# Given exercise:
Write out the records below once more, exactly as they stand.

# Source data:
• • •

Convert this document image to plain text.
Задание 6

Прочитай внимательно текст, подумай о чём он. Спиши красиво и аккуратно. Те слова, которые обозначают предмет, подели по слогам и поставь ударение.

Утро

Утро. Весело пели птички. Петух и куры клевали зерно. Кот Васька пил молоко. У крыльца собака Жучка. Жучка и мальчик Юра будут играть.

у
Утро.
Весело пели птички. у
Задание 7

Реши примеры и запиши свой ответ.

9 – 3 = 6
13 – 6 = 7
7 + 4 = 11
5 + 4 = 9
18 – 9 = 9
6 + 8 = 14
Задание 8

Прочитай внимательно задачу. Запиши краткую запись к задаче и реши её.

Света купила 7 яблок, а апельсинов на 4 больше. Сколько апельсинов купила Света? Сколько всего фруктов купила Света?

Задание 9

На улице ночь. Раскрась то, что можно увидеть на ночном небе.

• • •

# Answer for this exercise:
Convert this document image to plain text.
Задание 6

Прочитай внимательно текст, подумай о чём он. Спиши красиво и аккуратно. Те слова, которые обозначают предмет, подели по слогам и поставь ударение.

Утро

Утро. Весело пели птички. Петух и куры клевали зерно. Кот Васька пил молоко. У крыльца собака Жучка. Жучка и мальчик Юра будут играть.

у
Утро.
Весело пели птички. у
Задание 7

Реши примеры и запиши свой ответ.

9 – 3 = 6
13 – 6 = 7
7 + 4 = 11
5 + 4 = 9
18 – 9 = 9
6 + 8 = 14
Задание 8

Прочитай внимательно задачу. Запиши краткую запись к задаче и реши её.

Света купила 7 яблок, а апельсинов на 4 больше. Сколько апельсинов купила Света? Сколько всего фруктов купила Света?

Задание 9

На улице ночь. Раскрась то, что можно увидеть на ночном небе.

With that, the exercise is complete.